_Exercise aim_
Return all of the entries exactly as written.

---------------

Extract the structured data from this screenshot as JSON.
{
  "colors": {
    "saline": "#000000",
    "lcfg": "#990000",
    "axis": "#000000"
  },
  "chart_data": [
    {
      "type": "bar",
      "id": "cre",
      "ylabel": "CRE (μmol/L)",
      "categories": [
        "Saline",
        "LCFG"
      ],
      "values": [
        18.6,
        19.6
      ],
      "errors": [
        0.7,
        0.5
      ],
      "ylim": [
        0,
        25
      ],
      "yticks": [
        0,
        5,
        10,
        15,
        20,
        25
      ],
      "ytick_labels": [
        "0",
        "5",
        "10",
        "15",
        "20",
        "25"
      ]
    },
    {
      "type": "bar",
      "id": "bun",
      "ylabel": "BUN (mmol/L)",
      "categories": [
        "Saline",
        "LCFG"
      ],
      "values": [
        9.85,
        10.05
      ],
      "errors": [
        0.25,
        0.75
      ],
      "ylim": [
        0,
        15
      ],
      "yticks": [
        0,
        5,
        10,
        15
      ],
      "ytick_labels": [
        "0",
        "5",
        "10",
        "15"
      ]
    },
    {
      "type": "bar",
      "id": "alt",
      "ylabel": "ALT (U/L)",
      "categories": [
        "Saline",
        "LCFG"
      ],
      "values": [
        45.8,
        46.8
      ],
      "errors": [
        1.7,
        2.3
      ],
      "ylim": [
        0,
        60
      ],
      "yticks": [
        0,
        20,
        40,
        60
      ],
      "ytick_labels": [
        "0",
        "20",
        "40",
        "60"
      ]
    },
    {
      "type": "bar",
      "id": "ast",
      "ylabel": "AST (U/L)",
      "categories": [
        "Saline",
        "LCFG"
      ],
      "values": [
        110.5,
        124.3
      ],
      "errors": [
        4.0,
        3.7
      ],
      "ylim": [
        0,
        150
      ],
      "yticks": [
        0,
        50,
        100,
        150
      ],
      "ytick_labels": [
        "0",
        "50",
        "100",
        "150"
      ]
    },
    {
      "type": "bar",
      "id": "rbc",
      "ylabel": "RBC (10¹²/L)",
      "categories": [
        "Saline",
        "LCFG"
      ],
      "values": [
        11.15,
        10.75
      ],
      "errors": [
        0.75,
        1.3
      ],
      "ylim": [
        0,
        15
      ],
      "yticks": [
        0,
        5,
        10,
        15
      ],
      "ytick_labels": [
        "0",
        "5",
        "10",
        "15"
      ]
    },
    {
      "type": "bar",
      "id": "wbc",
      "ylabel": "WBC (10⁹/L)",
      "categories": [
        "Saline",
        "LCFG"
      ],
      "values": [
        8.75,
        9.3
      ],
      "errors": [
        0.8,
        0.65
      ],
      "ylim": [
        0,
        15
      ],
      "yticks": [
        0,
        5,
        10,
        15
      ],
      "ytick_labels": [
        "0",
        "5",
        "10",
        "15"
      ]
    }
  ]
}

---------------

_Exercise solution_
Extract the structured data from this screenshot as JSON.
{
  "colors": {
    "saline": "#000000",
    "lcfg": "#990000",
    "axis": "#000000"
  },
  "chart_data": [
    {
      "type": "bar",
      "id": "cre",
      "ylabel": "CRE (μmol/L)",
      "categories": [
        "Saline",
        "LCFG"
      ],
      "values": [
        18.6,
        19.6
      ],
      "errors": [
        0.7,
        0.5
      ],
      "ylim": [
        0,
        25
      ],
      "yticks": [
        0,
        5,
        10,
        15,
        20,
        25
      ],
      "ytick_labels": [
        "0",
        "5",
        "10",
        "15",
        "20",
        "25"
      ]
    },
    {
      "type": "bar",
      "id": "bun",
      "ylabel": "BUN (mmol/L)",
      "categories": [
        "Saline",
        "LCFG"
      ],
      "values": [
        9.85,
        10.05
      ],
      "errors": [
        0.25,
        0.75
      ],
      "ylim": [
        0,
        15
      ],
      "yticks": [
        0,
        5,
        10,
        15
      ],
      "ytick_labels": [
        "0",
        "5",
        "10",
        "15"
      ]
    },
    {
      "type": "bar",
      "id": "alt",
      "ylabel": "ALT (U/L)",
      "categories": [
        "Saline",
        "LCFG"
      ],
      "values": [
        45.8,
        46.8
      ],
      "errors": [
        1.7,
        2.3
      ],
      "ylim": [
        0,
        60
      ],
      "yticks": [
        0,
        20,
        40,
        60
      ],
      "ytick_labels": [
        "0",
        "20",
        "40",
        "60"
      ]
    },
    {
      "type": "bar",
      "id": "ast",
      "ylabel": "AST (U/L)",
      "categories": [
        "Saline",
        "LCFG"
      ],
      "values": [
        110.5,
        124.3
      ],
      "errors": [
        4.0,
        3.7
      ],
      "ylim": [
        0,
        150
      ],
      "yticks": [
        0,
        50,
        100,
        150
      ],
      "ytick_labels": [
        "0",
        "50",
        "100",
        "150"
      ]
    },
    {
      "type": "bar",
      "id": "rbc",
      "ylabel": "RBC (10¹²/L)",
      "categories": [
        "Saline",
        "LCFG"
      ],
      "values": [
        11.15,
        10.75
      ],
      "errors": [
        0.75,
        1.3
      ],
      "ylim": [
        0,
        15
      ],
      "yticks": [
        0,
        5,
        10,
        15
      ],
      "ytick_labels": [
        "0",
        "5",
        "10",
        "15"
      ]
    },
    {
      "type": "bar",
      "id": "wbc",
      "ylabel": "WBC (10⁹/L)",
      "categories": [
        "Saline",
        "LCFG"
      ],
      "values": [
        8.75,
        9.3
      ],
      "errors": [
        0.8,
        0.65
      ],
      "ylim": [
        0,
        15
      ],
      "yticks": [
        0,
        5,
        10,
        15
      ],
      "ytick_labels": [
        "0",
        "5",
        "10",
        "15"
      ]
    }
  ]
}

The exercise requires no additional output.